EXTRACT —
:::

This past weekend I went to a baby shower in which the attendees were all asked to bring a dessert or an appetizer. The "potluck" idea of everyone bringing something is so helpful to the hostess. I made this dip, which I adapted from a recipe I found in one of my Taste of Home cookbooks. It is very easy, and children friendly, since I new there were going to be young kids attending, but the adults really seemed to appreciate the addition of fresh fruit to the usual high-sugar, dessert-ladened table. Yes, it is sweet, but not like the cookies and cakes, and don't we feel just a little bit better about eating dessert when there is fruit involved? Blessings...

Recipe:

1 package (8 ounces) low-fat cream cheese, softened
3/4 cup packed light brown sugar
1 tablespoon vanilla extract
6 or more apples, cut into wedges

1. In a small bowl, beat cream cheese, brown sugar and vanilla until smooth with an electric mixer.
2. Pour dip into a serving dish and place the dish on a platter; surround with apple wedges.

:::

[Layout annotation data]

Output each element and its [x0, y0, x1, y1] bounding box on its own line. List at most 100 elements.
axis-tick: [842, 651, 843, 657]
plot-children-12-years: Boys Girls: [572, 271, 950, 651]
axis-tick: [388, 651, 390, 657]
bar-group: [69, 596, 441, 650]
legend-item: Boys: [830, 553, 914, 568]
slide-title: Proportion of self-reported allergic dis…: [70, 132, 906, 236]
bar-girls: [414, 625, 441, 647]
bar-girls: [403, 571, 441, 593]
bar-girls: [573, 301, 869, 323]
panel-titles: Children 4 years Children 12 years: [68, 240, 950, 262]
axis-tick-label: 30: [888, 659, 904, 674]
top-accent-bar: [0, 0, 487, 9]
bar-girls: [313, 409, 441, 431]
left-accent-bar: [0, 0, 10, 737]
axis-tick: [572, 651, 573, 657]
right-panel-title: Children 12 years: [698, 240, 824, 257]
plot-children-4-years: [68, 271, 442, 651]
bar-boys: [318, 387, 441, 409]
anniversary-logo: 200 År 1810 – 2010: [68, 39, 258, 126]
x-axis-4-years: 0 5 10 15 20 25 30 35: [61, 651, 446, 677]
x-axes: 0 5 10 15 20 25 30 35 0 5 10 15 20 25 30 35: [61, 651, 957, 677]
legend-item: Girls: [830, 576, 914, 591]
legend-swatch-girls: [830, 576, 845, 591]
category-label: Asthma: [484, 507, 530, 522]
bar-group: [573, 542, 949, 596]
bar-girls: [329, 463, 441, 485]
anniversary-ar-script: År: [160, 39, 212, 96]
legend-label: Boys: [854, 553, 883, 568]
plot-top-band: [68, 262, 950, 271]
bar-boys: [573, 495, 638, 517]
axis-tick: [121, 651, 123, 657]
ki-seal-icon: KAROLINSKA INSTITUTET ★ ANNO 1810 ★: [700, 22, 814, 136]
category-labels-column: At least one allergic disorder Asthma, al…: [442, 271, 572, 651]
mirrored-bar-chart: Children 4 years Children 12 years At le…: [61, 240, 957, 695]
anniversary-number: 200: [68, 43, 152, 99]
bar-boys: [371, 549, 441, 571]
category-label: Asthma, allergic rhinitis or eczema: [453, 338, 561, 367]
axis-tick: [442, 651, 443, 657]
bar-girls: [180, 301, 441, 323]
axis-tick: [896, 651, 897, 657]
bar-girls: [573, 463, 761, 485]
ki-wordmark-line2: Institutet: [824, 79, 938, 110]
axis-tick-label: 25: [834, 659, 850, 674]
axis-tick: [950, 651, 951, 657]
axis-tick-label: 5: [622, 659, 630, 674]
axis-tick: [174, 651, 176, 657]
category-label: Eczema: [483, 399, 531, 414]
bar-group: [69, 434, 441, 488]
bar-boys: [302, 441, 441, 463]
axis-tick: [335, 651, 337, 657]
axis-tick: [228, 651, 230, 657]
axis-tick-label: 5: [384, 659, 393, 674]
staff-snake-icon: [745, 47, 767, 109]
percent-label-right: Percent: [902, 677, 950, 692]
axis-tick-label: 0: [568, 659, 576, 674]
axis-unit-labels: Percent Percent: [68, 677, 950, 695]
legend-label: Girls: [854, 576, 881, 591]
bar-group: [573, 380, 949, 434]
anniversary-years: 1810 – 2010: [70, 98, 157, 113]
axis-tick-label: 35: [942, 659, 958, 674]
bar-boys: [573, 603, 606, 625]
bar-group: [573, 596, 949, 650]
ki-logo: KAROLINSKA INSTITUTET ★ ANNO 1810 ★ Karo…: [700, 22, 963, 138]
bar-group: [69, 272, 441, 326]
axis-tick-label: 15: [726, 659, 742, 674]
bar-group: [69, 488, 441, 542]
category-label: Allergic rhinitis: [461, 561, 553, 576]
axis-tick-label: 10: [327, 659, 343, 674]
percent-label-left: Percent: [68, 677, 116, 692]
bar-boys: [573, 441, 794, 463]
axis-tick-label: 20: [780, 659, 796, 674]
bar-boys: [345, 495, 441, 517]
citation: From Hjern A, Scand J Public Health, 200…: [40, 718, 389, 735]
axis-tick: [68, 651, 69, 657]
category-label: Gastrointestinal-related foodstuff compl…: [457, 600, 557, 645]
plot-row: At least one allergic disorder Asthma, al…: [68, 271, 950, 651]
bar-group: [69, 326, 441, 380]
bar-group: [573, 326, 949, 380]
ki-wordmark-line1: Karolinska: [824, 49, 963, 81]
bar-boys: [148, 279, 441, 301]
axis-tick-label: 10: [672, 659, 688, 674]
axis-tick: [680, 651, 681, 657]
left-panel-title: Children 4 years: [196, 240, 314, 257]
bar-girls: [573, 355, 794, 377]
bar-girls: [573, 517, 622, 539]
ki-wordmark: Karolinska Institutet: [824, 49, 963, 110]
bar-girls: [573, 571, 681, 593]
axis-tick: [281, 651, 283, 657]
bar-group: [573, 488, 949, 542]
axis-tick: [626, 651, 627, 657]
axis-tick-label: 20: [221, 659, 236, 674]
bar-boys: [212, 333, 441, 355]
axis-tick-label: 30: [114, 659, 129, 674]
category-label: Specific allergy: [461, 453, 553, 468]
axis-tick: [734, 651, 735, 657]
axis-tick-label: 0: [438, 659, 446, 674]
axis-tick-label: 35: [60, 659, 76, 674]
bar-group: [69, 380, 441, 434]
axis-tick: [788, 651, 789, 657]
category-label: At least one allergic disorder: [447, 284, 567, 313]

:::

WHAT IS ASKED —
Answer these questions using the dip recipe post:
1. What event was the dip made for?
2. How much brown sugar does the recipe call for?
3. What is arranged around the serving dish?
The items are not needed for the work that comes next.

COMPLETE OUTPUT —
1. A baby shower.
2. 3/4 cup packed light brown sugar.
3. Apple wedges.